▶ [Figure data in JSON]
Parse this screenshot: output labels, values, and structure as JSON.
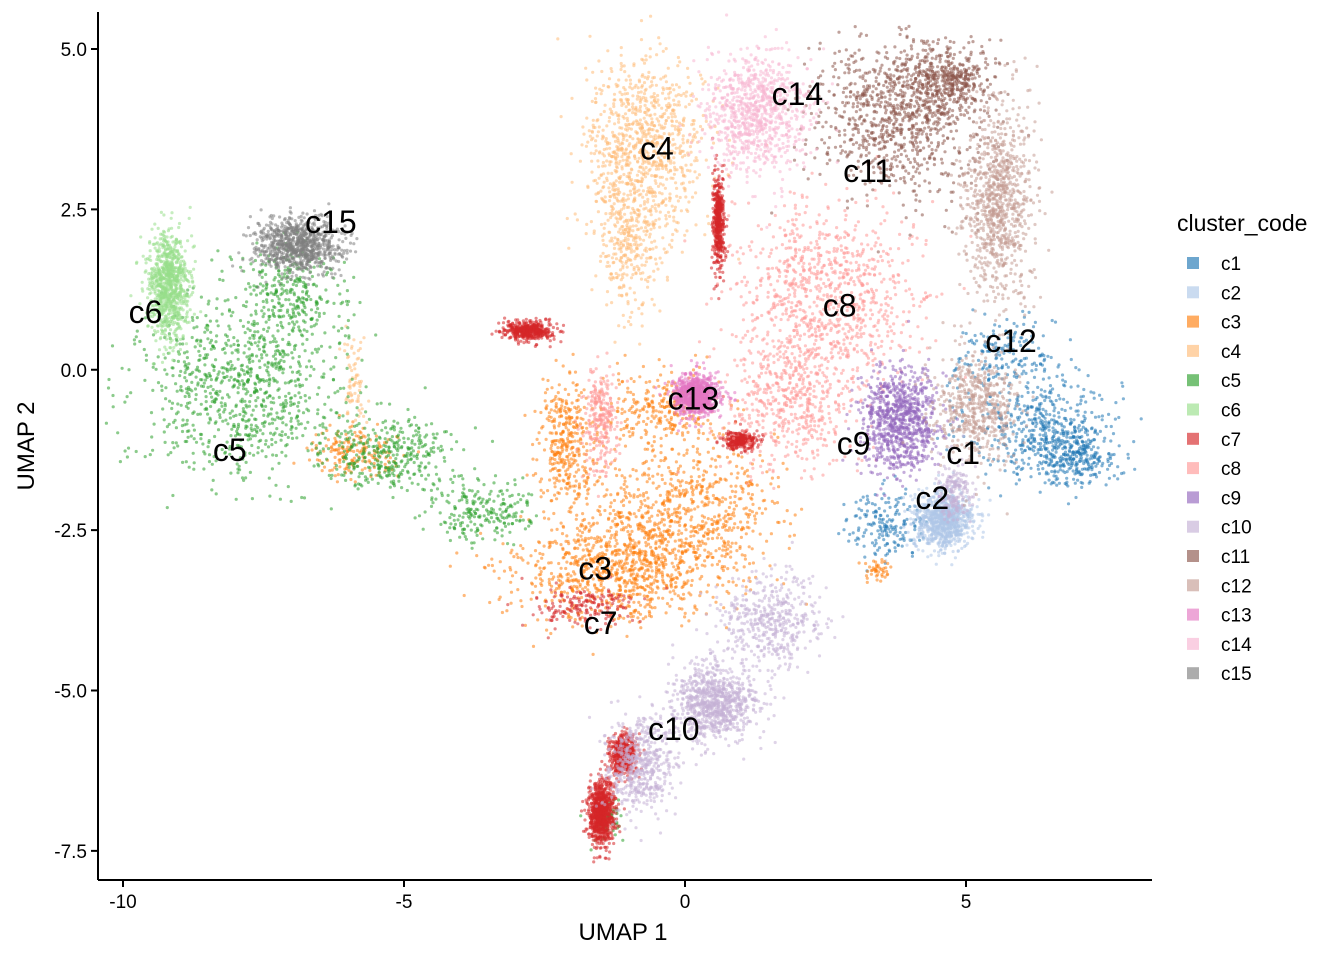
{
  "chart_data": {
    "type": "scatter",
    "title": "",
    "xlabel": "UMAP 1",
    "ylabel": "UMAP 2",
    "xlim": [
      -10.45,
      8.35
    ],
    "ylim": [
      -7.95,
      5.6
    ],
    "x_ticks": [
      -10,
      -5,
      0,
      5
    ],
    "x_tick_labels": [
      "-10",
      "-5",
      "0",
      "5"
    ],
    "y_ticks": [
      5.0,
      2.5,
      0.0,
      -2.5,
      -5.0,
      -7.5
    ],
    "y_tick_labels": [
      "5.0",
      "2.5",
      "0.0",
      "-2.5",
      "-5.0",
      "-7.5"
    ],
    "grid": false,
    "legend": {
      "title": "cluster_code",
      "position": "right"
    },
    "series": [
      {
        "name": "c1",
        "color": "#1f77b4",
        "label_x": 4.95,
        "label_y": -1.3,
        "blobs": [
          [
            6.4,
            -0.9,
            0.9,
            0.55,
            0.5
          ],
          [
            6.9,
            -1.35,
            0.5,
            0.3,
            0.3
          ],
          [
            3.6,
            -2.4,
            0.5,
            0.35,
            0.2
          ],
          [
            5.7,
            0.2,
            0.6,
            0.4,
            0.2
          ]
        ]
      },
      {
        "name": "c2",
        "color": "#aec7e8",
        "label_x": 4.4,
        "label_y": -2.0,
        "blobs": [
          [
            4.6,
            -2.35,
            0.35,
            0.3,
            1
          ]
        ]
      },
      {
        "name": "c3",
        "color": "#ff7f0e",
        "label_x": -1.6,
        "label_y": -3.1,
        "blobs": [
          [
            -1.2,
            -3.1,
            1.2,
            0.55,
            1
          ],
          [
            0.0,
            -2.2,
            1.1,
            0.7,
            0.8
          ],
          [
            -2.1,
            -1.1,
            0.35,
            0.6,
            0.4
          ],
          [
            -0.4,
            -0.6,
            0.7,
            0.4,
            0.3
          ],
          [
            -5.9,
            -1.3,
            0.5,
            0.25,
            0.2
          ],
          [
            3.4,
            -3.1,
            0.15,
            0.12,
            0.05
          ]
        ]
      },
      {
        "name": "c4",
        "color": "#ffbb78",
        "label_x": -0.5,
        "label_y": 3.45,
        "blobs": [
          [
            -0.7,
            3.5,
            0.7,
            0.9,
            1
          ],
          [
            -1.0,
            2.0,
            0.4,
            0.8,
            0.4
          ],
          [
            -5.9,
            -0.2,
            0.15,
            0.5,
            0.08
          ]
        ]
      },
      {
        "name": "c5",
        "color": "#2ca02c",
        "label_x": -8.1,
        "label_y": -1.25,
        "blobs": [
          [
            -7.9,
            -0.3,
            1.2,
            0.9,
            1
          ],
          [
            -5.3,
            -1.3,
            0.8,
            0.35,
            0.4
          ],
          [
            -3.6,
            -2.2,
            0.6,
            0.3,
            0.25
          ],
          [
            -7.0,
            1.2,
            0.6,
            0.5,
            0.3
          ],
          [
            -1.4,
            -7.0,
            0.2,
            0.2,
            0.08
          ]
        ]
      },
      {
        "name": "c6",
        "color": "#98df8a",
        "label_x": -9.6,
        "label_y": 0.9,
        "blobs": [
          [
            -9.2,
            1.3,
            0.25,
            0.55,
            1
          ]
        ]
      },
      {
        "name": "c7",
        "color": "#d62728",
        "label_x": -1.5,
        "label_y": -3.95,
        "blobs": [
          [
            -1.5,
            -6.9,
            0.15,
            0.35,
            1
          ],
          [
            -1.1,
            -6.0,
            0.15,
            0.2,
            0.6
          ],
          [
            0.6,
            2.3,
            0.07,
            0.5,
            0.5
          ],
          [
            -2.8,
            0.6,
            0.3,
            0.1,
            0.5
          ],
          [
            1.0,
            -1.1,
            0.2,
            0.1,
            0.3
          ],
          [
            -1.8,
            -3.7,
            0.6,
            0.2,
            0.2
          ]
        ]
      },
      {
        "name": "c8",
        "color": "#ff9896",
        "label_x": 2.75,
        "label_y": 1.0,
        "blobs": [
          [
            2.5,
            1.2,
            1.1,
            0.9,
            1
          ],
          [
            1.9,
            -0.5,
            0.8,
            0.7,
            0.6
          ],
          [
            -1.5,
            -0.8,
            0.2,
            0.5,
            0.3
          ]
        ]
      },
      {
        "name": "c9",
        "color": "#9467bd",
        "label_x": 3.0,
        "label_y": -1.15,
        "blobs": [
          [
            3.8,
            -0.8,
            0.45,
            0.55,
            1
          ]
        ]
      },
      {
        "name": "c10",
        "color": "#c5b0d5",
        "label_x": -0.2,
        "label_y": -5.6,
        "blobs": [
          [
            0.5,
            -5.2,
            0.5,
            0.4,
            1
          ],
          [
            -0.8,
            -6.2,
            0.4,
            0.5,
            0.6
          ],
          [
            1.5,
            -3.9,
            0.6,
            0.5,
            0.5
          ],
          [
            4.8,
            -1.9,
            0.2,
            0.3,
            0.2
          ]
        ]
      },
      {
        "name": "c11",
        "color": "#8c564b",
        "label_x": 3.25,
        "label_y": 3.1,
        "blobs": [
          [
            3.8,
            3.9,
            1.0,
            0.8,
            1
          ],
          [
            4.6,
            4.5,
            0.6,
            0.35,
            0.5
          ]
        ]
      },
      {
        "name": "c12",
        "color": "#c49c94",
        "label_x": 5.8,
        "label_y": 0.45,
        "blobs": [
          [
            5.6,
            2.6,
            0.4,
            1.0,
            1
          ],
          [
            5.2,
            -0.6,
            0.5,
            0.6,
            0.6
          ]
        ]
      },
      {
        "name": "c13",
        "color": "#e377c2",
        "label_x": 0.15,
        "label_y": -0.45,
        "blobs": [
          [
            0.2,
            -0.4,
            0.25,
            0.2,
            1
          ]
        ]
      },
      {
        "name": "c14",
        "color": "#f7b6d2",
        "label_x": 2.0,
        "label_y": 4.3,
        "blobs": [
          [
            1.3,
            4.0,
            0.6,
            0.6,
            1
          ]
        ]
      },
      {
        "name": "c15",
        "color": "#7f7f7f",
        "label_x": -6.3,
        "label_y": 2.3,
        "blobs": [
          [
            -6.9,
            1.95,
            0.5,
            0.28,
            1
          ]
        ]
      }
    ]
  }
}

▶ [Set problem]
Pictures are excluded; output everything else in the data verbatim.

▶ [Answer for this exercise]
Parse this screenshot: output labels, values, and structure as JSON.
{
  "chart_data": {
    "type": "scatter",
    "title": "",
    "xlabel": "UMAP 1",
    "ylabel": "UMAP 2",
    "xlim": [
      -10.45,
      8.35
    ],
    "ylim": [
      -7.95,
      5.6
    ],
    "x_ticks": [
      -10,
      -5,
      0,
      5
    ],
    "x_tick_labels": [
      "-10",
      "-5",
      "0",
      "5"
    ],
    "y_ticks": [
      5.0,
      2.5,
      0.0,
      -2.5,
      -5.0,
      -7.5
    ],
    "y_tick_labels": [
      "5.0",
      "2.5",
      "0.0",
      "-2.5",
      "-5.0",
      "-7.5"
    ],
    "grid": false,
    "legend": {
      "title": "cluster_code",
      "position": "right"
    },
    "series": [
      {
        "name": "c1",
        "color": "#1f77b4",
        "label_x": 4.95,
        "label_y": -1.3,
        "blobs": [
          [
            6.4,
            -0.9,
            0.9,
            0.55,
            0.5
          ],
          [
            6.9,
            -1.35,
            0.5,
            0.3,
            0.3
          ],
          [
            3.6,
            -2.4,
            0.5,
            0.35,
            0.2
          ],
          [
            5.7,
            0.2,
            0.6,
            0.4,
            0.2
          ]
        ]
      },
      {
        "name": "c2",
        "color": "#aec7e8",
        "label_x": 4.4,
        "label_y": -2.0,
        "blobs": [
          [
            4.6,
            -2.35,
            0.35,
            0.3,
            1
          ]
        ]
      },
      {
        "name": "c3",
        "color": "#ff7f0e",
        "label_x": -1.6,
        "label_y": -3.1,
        "blobs": [
          [
            -1.2,
            -3.1,
            1.2,
            0.55,
            1
          ],
          [
            0.0,
            -2.2,
            1.1,
            0.7,
            0.8
          ],
          [
            -2.1,
            -1.1,
            0.35,
            0.6,
            0.4
          ],
          [
            -0.4,
            -0.6,
            0.7,
            0.4,
            0.3
          ],
          [
            -5.9,
            -1.3,
            0.5,
            0.25,
            0.2
          ],
          [
            3.4,
            -3.1,
            0.15,
            0.12,
            0.05
          ]
        ]
      },
      {
        "name": "c4",
        "color": "#ffbb78",
        "label_x": -0.5,
        "label_y": 3.45,
        "blobs": [
          [
            -0.7,
            3.5,
            0.7,
            0.9,
            1
          ],
          [
            -1.0,
            2.0,
            0.4,
            0.8,
            0.4
          ],
          [
            -5.9,
            -0.2,
            0.15,
            0.5,
            0.08
          ]
        ]
      },
      {
        "name": "c5",
        "color": "#2ca02c",
        "label_x": -8.1,
        "label_y": -1.25,
        "blobs": [
          [
            -7.9,
            -0.3,
            1.2,
            0.9,
            1
          ],
          [
            -5.3,
            -1.3,
            0.8,
            0.35,
            0.4
          ],
          [
            -3.6,
            -2.2,
            0.6,
            0.3,
            0.25
          ],
          [
            -7.0,
            1.2,
            0.6,
            0.5,
            0.3
          ],
          [
            -1.4,
            -7.0,
            0.2,
            0.2,
            0.08
          ]
        ]
      },
      {
        "name": "c6",
        "color": "#98df8a",
        "label_x": -9.6,
        "label_y": 0.9,
        "blobs": [
          [
            -9.2,
            1.3,
            0.25,
            0.55,
            1
          ]
        ]
      },
      {
        "name": "c7",
        "color": "#d62728",
        "label_x": -1.5,
        "label_y": -3.95,
        "blobs": [
          [
            -1.5,
            -6.9,
            0.15,
            0.35,
            1
          ],
          [
            -1.1,
            -6.0,
            0.15,
            0.2,
            0.6
          ],
          [
            0.6,
            2.3,
            0.07,
            0.5,
            0.5
          ],
          [
            -2.8,
            0.6,
            0.3,
            0.1,
            0.5
          ],
          [
            1.0,
            -1.1,
            0.2,
            0.1,
            0.3
          ],
          [
            -1.8,
            -3.7,
            0.6,
            0.2,
            0.2
          ]
        ]
      },
      {
        "name": "c8",
        "color": "#ff9896",
        "label_x": 2.75,
        "label_y": 1.0,
        "blobs": [
          [
            2.5,
            1.2,
            1.1,
            0.9,
            1
          ],
          [
            1.9,
            -0.5,
            0.8,
            0.7,
            0.6
          ],
          [
            -1.5,
            -0.8,
            0.2,
            0.5,
            0.3
          ]
        ]
      },
      {
        "name": "c9",
        "color": "#9467bd",
        "label_x": 3.0,
        "label_y": -1.15,
        "blobs": [
          [
            3.8,
            -0.8,
            0.45,
            0.55,
            1
          ]
        ]
      },
      {
        "name": "c10",
        "color": "#c5b0d5",
        "label_x": -0.2,
        "label_y": -5.6,
        "blobs": [
          [
            0.5,
            -5.2,
            0.5,
            0.4,
            1
          ],
          [
            -0.8,
            -6.2,
            0.4,
            0.5,
            0.6
          ],
          [
            1.5,
            -3.9,
            0.6,
            0.5,
            0.5
          ],
          [
            4.8,
            -1.9,
            0.2,
            0.3,
            0.2
          ]
        ]
      },
      {
        "name": "c11",
        "color": "#8c564b",
        "label_x": 3.25,
        "label_y": 3.1,
        "blobs": [
          [
            3.8,
            3.9,
            1.0,
            0.8,
            1
          ],
          [
            4.6,
            4.5,
            0.6,
            0.35,
            0.5
          ]
        ]
      },
      {
        "name": "c12",
        "color": "#c49c94",
        "label_x": 5.8,
        "label_y": 0.45,
        "blobs": [
          [
            5.6,
            2.6,
            0.4,
            1.0,
            1
          ],
          [
            5.2,
            -0.6,
            0.5,
            0.6,
            0.6
          ]
        ]
      },
      {
        "name": "c13",
        "color": "#e377c2",
        "label_x": 0.15,
        "label_y": -0.45,
        "blobs": [
          [
            0.2,
            -0.4,
            0.25,
            0.2,
            1
          ]
        ]
      },
      {
        "name": "c14",
        "color": "#f7b6d2",
        "label_x": 2.0,
        "label_y": 4.3,
        "blobs": [
          [
            1.3,
            4.0,
            0.6,
            0.6,
            1
          ]
        ]
      },
      {
        "name": "c15",
        "color": "#7f7f7f",
        "label_x": -6.3,
        "label_y": 2.3,
        "blobs": [
          [
            -6.9,
            1.95,
            0.5,
            0.28,
            1
          ]
        ]
      }
    ]
  }
}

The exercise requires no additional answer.